— Start Task material —
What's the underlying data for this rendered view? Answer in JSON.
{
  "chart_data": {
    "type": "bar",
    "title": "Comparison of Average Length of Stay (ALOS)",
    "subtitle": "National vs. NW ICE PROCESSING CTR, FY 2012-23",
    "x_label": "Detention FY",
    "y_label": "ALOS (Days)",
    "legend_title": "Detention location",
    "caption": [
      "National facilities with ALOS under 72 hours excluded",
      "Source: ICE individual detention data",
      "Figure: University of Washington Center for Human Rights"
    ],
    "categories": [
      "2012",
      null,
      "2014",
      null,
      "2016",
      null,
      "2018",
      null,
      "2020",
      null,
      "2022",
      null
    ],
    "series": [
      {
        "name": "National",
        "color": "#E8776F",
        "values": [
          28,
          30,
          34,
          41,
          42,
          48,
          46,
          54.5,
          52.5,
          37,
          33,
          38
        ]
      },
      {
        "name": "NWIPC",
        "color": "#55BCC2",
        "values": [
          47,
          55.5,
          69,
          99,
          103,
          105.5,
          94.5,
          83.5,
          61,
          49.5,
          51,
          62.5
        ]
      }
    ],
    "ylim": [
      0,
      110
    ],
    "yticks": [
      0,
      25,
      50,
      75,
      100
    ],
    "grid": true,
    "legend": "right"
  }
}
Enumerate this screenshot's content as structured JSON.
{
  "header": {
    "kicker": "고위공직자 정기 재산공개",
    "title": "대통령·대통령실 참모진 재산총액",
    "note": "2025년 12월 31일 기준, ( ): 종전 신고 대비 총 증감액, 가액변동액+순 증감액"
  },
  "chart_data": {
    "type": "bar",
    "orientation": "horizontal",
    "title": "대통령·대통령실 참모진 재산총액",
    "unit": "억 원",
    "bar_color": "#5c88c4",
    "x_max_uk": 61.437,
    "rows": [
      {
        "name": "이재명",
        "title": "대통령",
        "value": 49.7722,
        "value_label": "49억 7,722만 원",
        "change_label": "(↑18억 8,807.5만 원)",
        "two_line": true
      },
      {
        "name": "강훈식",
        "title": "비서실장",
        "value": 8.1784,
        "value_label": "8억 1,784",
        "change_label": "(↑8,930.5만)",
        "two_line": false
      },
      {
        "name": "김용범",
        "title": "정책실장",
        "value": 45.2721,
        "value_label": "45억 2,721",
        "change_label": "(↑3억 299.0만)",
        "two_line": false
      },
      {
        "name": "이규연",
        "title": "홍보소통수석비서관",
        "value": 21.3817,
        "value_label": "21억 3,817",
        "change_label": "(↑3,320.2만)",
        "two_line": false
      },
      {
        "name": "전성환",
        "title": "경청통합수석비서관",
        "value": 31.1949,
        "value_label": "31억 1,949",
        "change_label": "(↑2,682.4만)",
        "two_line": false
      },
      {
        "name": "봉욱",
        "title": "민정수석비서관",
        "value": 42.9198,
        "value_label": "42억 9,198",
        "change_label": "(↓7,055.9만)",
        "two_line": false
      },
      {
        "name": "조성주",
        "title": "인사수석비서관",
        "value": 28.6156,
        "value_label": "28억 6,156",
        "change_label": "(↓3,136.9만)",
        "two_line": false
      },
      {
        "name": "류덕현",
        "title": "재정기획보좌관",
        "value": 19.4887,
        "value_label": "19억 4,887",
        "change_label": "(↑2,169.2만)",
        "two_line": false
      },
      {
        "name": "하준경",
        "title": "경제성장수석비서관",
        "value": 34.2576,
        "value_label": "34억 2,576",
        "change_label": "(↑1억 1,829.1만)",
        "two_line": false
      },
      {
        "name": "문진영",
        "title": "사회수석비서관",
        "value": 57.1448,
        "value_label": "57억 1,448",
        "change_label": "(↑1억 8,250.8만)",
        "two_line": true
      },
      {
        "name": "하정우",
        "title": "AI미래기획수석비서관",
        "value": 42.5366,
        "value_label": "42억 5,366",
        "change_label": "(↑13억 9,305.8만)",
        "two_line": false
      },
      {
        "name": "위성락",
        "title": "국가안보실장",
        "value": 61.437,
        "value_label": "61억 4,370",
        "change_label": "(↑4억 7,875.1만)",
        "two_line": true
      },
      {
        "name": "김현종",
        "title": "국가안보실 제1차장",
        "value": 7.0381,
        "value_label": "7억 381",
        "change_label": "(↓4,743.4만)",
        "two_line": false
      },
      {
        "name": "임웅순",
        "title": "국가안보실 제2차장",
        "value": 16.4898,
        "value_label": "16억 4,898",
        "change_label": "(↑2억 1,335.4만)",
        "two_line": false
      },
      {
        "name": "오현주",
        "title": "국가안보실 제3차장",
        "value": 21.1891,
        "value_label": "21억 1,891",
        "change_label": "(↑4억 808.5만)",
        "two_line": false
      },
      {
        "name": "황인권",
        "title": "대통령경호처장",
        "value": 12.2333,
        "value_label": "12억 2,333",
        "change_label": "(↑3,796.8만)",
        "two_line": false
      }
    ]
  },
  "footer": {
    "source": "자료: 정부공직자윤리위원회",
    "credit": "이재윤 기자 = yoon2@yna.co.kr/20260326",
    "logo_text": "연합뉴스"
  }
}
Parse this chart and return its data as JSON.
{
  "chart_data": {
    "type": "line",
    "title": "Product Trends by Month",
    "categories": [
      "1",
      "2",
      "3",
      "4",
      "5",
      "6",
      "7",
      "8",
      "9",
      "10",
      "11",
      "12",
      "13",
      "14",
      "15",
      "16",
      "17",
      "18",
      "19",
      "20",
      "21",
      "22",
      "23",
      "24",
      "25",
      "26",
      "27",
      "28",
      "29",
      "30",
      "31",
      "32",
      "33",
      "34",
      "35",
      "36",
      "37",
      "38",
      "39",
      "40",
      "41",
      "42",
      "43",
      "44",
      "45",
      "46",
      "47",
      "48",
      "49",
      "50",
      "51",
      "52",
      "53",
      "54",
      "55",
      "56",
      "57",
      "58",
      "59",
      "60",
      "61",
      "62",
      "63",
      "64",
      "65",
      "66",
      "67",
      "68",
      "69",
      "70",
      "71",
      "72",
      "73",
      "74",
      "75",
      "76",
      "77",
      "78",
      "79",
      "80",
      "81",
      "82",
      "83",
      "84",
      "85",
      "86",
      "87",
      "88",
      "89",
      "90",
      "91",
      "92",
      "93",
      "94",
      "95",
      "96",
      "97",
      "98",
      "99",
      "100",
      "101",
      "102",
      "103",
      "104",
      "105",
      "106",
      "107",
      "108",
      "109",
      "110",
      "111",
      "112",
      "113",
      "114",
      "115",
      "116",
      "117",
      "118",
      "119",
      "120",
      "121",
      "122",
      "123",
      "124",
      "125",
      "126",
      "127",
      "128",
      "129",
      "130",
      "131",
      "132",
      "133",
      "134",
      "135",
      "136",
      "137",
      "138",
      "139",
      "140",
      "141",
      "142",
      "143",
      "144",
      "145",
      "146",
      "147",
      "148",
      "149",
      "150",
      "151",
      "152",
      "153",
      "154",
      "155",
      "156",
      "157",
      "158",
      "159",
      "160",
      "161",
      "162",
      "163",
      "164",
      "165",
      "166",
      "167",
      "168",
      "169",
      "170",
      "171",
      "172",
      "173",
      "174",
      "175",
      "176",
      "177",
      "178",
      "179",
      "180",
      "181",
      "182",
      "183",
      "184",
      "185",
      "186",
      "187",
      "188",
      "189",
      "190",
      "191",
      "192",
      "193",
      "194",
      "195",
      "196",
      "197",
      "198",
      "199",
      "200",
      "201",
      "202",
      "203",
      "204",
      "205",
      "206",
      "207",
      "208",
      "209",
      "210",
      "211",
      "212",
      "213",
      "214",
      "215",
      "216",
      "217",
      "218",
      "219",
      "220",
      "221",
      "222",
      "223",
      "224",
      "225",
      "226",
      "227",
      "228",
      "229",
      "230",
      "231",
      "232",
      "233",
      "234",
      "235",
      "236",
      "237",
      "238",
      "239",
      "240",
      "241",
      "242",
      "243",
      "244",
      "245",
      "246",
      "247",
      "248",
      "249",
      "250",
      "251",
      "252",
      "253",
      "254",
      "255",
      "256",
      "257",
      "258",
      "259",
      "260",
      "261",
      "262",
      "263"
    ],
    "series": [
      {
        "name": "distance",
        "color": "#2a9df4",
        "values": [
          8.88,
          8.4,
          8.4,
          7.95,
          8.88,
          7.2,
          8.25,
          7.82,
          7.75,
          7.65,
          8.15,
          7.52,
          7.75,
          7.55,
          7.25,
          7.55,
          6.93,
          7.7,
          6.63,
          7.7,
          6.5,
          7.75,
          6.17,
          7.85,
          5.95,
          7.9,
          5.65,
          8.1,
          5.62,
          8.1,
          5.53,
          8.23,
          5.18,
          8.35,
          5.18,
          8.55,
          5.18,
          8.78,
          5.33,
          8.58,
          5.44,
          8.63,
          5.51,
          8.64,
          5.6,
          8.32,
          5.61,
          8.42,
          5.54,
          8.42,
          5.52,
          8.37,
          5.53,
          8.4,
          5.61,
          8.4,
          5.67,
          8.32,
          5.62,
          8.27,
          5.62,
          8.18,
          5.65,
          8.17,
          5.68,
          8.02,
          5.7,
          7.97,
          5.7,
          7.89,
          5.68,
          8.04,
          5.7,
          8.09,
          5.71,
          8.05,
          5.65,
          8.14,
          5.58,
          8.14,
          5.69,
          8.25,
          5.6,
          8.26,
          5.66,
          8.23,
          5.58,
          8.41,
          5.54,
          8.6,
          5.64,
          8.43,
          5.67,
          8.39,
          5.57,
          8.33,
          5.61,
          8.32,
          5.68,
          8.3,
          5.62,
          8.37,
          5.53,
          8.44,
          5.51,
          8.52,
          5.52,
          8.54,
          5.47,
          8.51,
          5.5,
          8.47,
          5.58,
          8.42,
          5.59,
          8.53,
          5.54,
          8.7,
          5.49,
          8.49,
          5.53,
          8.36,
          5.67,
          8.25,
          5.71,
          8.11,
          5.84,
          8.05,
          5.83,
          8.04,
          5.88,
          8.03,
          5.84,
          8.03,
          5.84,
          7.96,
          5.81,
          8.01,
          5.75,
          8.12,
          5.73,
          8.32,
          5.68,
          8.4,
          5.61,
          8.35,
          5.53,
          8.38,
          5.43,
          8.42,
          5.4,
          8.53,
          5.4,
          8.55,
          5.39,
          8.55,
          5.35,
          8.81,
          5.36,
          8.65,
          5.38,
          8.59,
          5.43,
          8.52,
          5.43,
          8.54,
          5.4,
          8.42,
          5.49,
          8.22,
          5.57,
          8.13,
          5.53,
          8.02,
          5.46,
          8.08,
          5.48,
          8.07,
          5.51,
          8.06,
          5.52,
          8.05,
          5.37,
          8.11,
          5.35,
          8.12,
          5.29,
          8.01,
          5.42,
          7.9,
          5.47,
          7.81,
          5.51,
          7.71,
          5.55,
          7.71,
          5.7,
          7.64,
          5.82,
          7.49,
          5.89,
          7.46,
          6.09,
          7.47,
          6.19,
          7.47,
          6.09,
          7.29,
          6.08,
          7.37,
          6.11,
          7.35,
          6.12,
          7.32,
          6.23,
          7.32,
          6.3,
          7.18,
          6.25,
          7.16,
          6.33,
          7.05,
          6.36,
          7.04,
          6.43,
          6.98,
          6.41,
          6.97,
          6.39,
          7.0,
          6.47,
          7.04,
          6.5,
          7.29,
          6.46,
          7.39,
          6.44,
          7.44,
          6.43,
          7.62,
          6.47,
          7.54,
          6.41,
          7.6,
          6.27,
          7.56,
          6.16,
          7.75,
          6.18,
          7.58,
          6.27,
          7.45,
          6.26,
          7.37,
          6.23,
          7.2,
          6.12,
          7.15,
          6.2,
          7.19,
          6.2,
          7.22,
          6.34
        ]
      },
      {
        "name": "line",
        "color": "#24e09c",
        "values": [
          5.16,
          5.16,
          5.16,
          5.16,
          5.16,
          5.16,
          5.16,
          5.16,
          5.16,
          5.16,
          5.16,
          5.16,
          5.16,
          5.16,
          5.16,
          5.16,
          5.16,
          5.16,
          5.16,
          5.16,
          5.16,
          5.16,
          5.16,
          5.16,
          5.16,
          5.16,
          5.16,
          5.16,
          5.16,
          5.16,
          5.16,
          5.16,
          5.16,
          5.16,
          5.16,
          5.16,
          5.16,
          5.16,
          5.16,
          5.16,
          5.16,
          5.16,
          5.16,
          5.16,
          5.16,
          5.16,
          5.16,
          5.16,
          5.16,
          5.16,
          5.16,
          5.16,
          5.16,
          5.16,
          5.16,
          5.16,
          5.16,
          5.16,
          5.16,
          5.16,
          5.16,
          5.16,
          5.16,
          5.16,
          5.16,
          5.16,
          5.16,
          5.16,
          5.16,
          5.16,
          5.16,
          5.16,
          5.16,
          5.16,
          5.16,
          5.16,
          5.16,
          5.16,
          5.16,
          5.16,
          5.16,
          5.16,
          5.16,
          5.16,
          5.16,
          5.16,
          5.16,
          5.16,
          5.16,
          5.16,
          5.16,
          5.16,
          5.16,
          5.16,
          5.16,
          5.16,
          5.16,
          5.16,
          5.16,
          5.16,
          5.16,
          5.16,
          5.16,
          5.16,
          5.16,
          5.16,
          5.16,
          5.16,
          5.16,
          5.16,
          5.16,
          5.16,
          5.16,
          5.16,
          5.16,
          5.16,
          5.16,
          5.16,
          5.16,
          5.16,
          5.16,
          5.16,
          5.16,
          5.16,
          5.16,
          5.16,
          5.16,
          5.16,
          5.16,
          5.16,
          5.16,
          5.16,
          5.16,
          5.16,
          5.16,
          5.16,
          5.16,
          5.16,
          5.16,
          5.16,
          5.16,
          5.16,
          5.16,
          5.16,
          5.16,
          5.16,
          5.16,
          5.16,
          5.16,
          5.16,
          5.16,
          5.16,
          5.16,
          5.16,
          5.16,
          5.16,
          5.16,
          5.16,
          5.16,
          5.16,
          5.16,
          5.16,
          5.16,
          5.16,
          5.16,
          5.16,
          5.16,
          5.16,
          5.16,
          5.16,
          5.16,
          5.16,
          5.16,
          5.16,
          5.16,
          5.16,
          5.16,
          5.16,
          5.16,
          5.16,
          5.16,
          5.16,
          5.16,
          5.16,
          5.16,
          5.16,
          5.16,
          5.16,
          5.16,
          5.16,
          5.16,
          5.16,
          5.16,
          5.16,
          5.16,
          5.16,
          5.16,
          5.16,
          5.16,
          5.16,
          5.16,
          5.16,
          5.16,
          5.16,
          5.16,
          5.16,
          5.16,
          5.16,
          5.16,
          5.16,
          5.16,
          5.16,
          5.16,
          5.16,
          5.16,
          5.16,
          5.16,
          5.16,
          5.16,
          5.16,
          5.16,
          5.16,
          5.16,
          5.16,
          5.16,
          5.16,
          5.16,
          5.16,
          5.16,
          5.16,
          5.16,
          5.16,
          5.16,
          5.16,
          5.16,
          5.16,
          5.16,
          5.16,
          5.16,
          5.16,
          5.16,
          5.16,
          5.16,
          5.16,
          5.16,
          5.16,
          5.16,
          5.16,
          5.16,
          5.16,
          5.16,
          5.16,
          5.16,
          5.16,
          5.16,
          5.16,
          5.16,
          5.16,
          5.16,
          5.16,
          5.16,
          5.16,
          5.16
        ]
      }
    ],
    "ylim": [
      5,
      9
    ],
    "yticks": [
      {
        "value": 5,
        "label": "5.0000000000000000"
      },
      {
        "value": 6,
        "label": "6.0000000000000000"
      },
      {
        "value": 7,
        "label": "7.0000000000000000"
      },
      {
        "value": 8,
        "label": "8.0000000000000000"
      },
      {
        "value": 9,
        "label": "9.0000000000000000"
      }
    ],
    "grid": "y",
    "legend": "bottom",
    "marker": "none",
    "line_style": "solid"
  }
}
— End Task material —
# Problem requirements
Search the entries for the word "JSON", then gather every line that has it.

# Response to this exercise
What's the underlying data for this rendered view? Answer in JSON.
Enumerate this screenshot's content as structured JSON.
Parse this chart and return its data as JSON.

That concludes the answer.